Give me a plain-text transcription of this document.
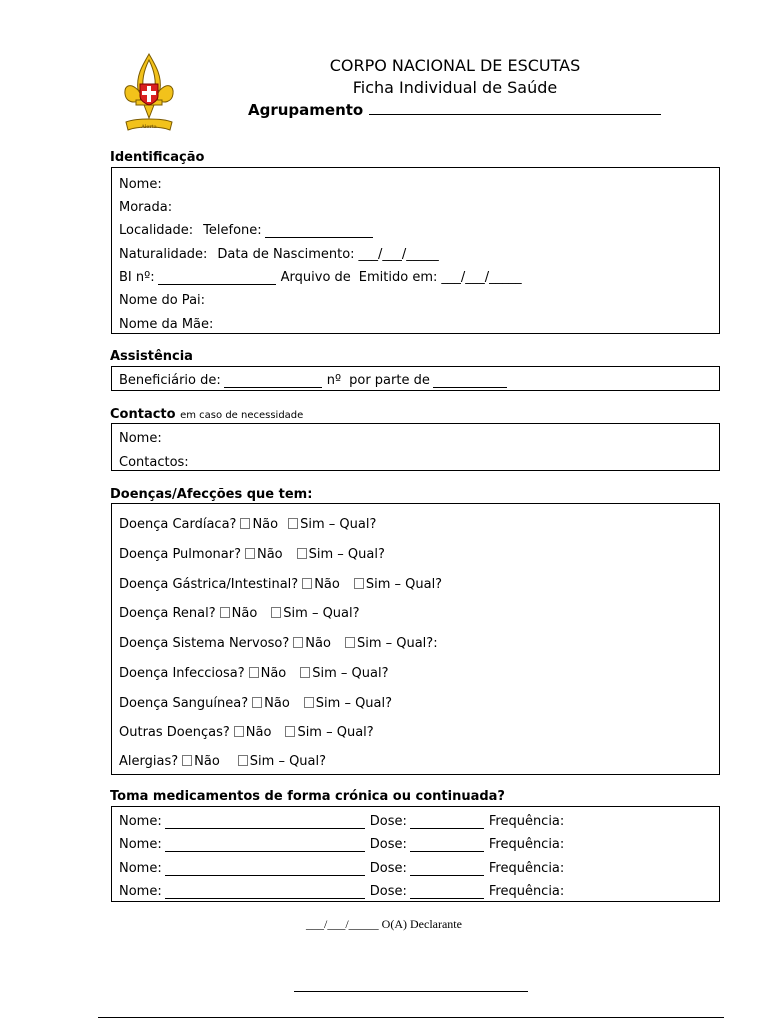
Alerta
CORPO NACIONAL DE ESCUTAS
Ficha Individual de Saúde
Agrupamento
Identificação
Nome:
Morada:
Localidade: Telefone:
Naturalidade: Data de Nascimento: ___/___/_____
BI nº:	Arquivo de Emitido em: ___/___/_____
Nome do Pai:
Nome da Mãe:
Assistência
Beneficiário de:	nº por parte de
Contacto em caso de necessidade
Nome:
Contactos:
Doenças/Afecções que tem:
Doença Cardíaca?	Não	Sim – Qual?
Doença Pulmonar?	Não	Sim – Qual?
Doença Gástrica/Intestinal?	Não	Sim – Qual?
Doença Renal?	Não	Sim – Qual?
Doença Sistema Nervoso?	Não	Sim – Qual?:
Doença Infecciosa?	Não	Sim – Qual?
Doença Sanguínea?	Não	Sim – Qual?
Outras Doenças?	Não	Sim – Qual?
Alergias?	Não	Sim – Qual?
Toma medicamentos de forma crónica ou continuada?
Nome:	Dose:	Frequência:
Nome:	Dose:	Frequência:
Nome:	Dose:	Frequência:
Nome:	Dose:	Frequência:
___/___/_____ O(A) Declarante
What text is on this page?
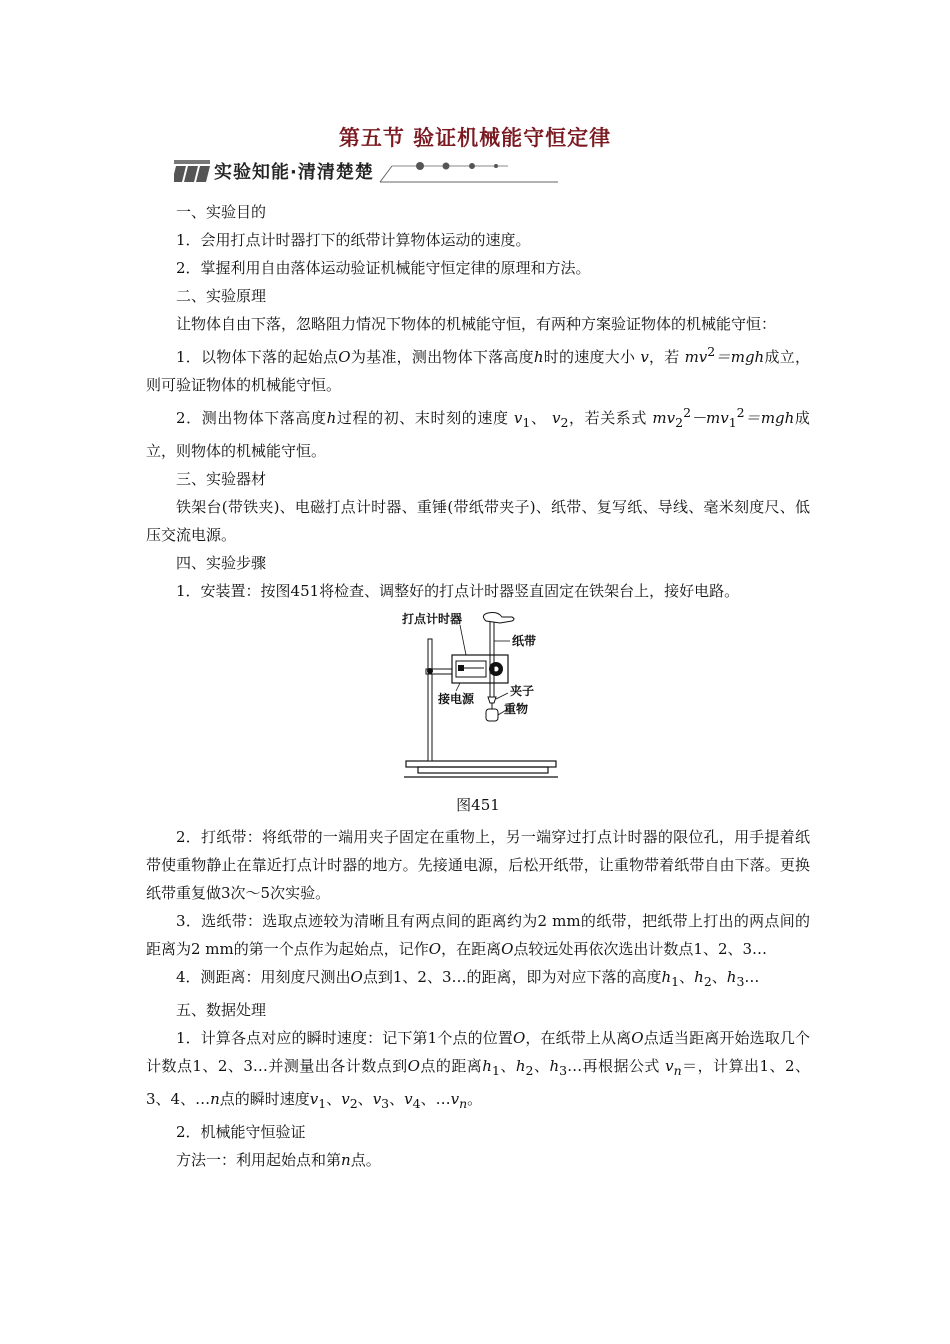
第五节 验证机械能守恒定律
实验知能·清清楚楚

一、实验目的

1．会用打点计时器打下的纸带计算物体运动的速度。

2．掌握利用自由落体运动验证机械能守恒定律的原理和方法。

二、实验原理

让物体自由下落，忽略阻力情况下物体的机械能守恒，有两种方案验证物体的机械能守恒：

1．以物体下落的起始点O为基准，测出物体下落高度h时的速度大小 v，若 $mv^2=mgh$成立，则可验证物体的机械能守恒。

2．测出物体下落高度h过程的初、末时刻的速度 $v_1$、 $v_2$，若关系式 $mv_2^2-mv_1^2=mgh$成立，则物体的机械能守恒。

三、实验器材

铁架台(带铁夹)、电磁打点计时器、重锤(带纸带夹子)、纸带、复写纸、导线、毫米刻度尺、低压交流电源。

四、实验步骤

1．安装置：按图451将检查、调整好的打点计时器竖直固定在铁架台上，接好电路。

打点计时器
纸带
接电源
夹子
重物
图451

2．打纸带：将纸带的一端用夹子固定在重物上，另一端穿过打点计时器的限位孔，用手提着纸带使重物静止在靠近打点计时器的地方。先接通电源，后松开纸带，让重物带着纸带自由下落。更换纸带重复做3次～5次实验。

3．选纸带：选取点迹较为清晰且有两点间的距离约为2 mm的纸带，把纸带上打出的两点间的距离为2 mm的第一个点作为起始点，记作O，在距离O点较远处再依次选出计数点1、2、3…

4．测距离：用刻度尺测出O点到1、2、3…的距离，即为对应下落的高度$h_1$、$h_2$、$h_3\dots$

五、数据处理

1．计算各点对应的瞬时速度：记下第1个点的位置O，在纸带上从离O点适当距离开始选取几个计数点1、2、3…并测量出各计数点到O点的距离$h_1$、$h_2$、$h_3\dots$再根据公式 $v_n=$，计算出1、2、3、4、…n点的瞬时速度$v_1$、$v_2$、$v_3$、$v_4$、$\dots v_n$。

2．机械能守恒验证

方法一：利用起始点和第n点。
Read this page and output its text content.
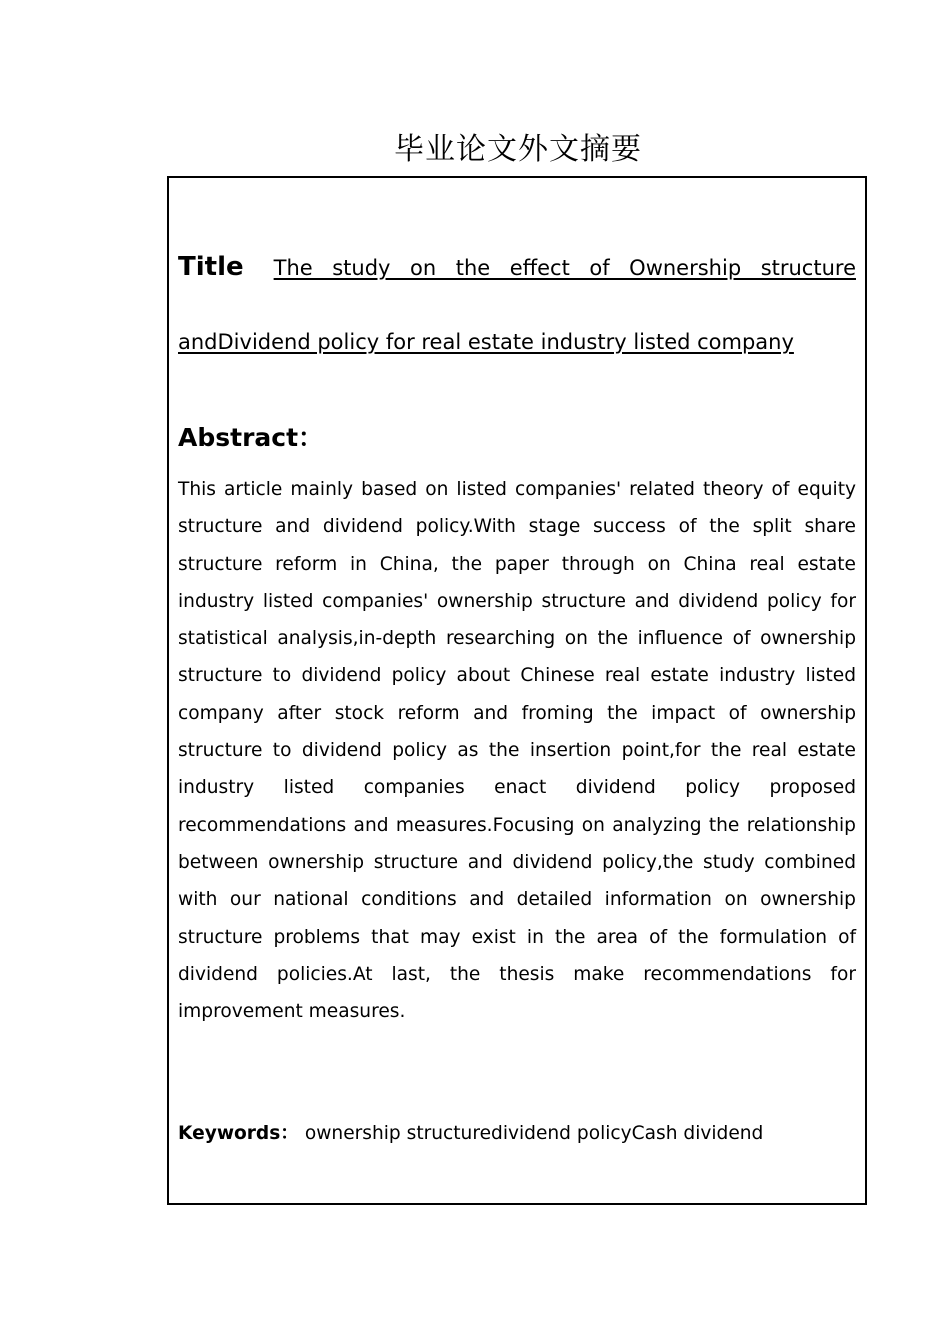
毕业论文外文摘要
Title The study on the effect of Ownership structure andDividend policy for real estate industry listed company
Abstract：

This article mainly based on listed companies' related theory of equity structure and dividend policy.With stage success of the split share structure reform in China, the paper through on China real estate industry listed companies' ownership structure and dividend policy for statistical analysis,in-depth researching on the influence of ownership structure to dividend policy about Chinese real estate industry listed company after stock reform and froming the impact of ownership structure to dividend policy as the insertion point,for the real estate industry listed companies enact dividend policy proposed recommendations and measures.Focusing on analyzing the relationship between ownership structure and dividend policy,the study combined with our national conditions and detailed information on ownership structure problems that may exist in the area of the formulation of dividend policies.At last, the thesis make recommendations for improvement measures.

Keywords： ownership structuredividend policyCash dividend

------------------------------------------------

▶ **Job**
Write out every line of the entries that holds the word "text".

▶ **Written solution**
Give me a plain-text transcription of this document.
What text is on this page?
Read this page and output its text content.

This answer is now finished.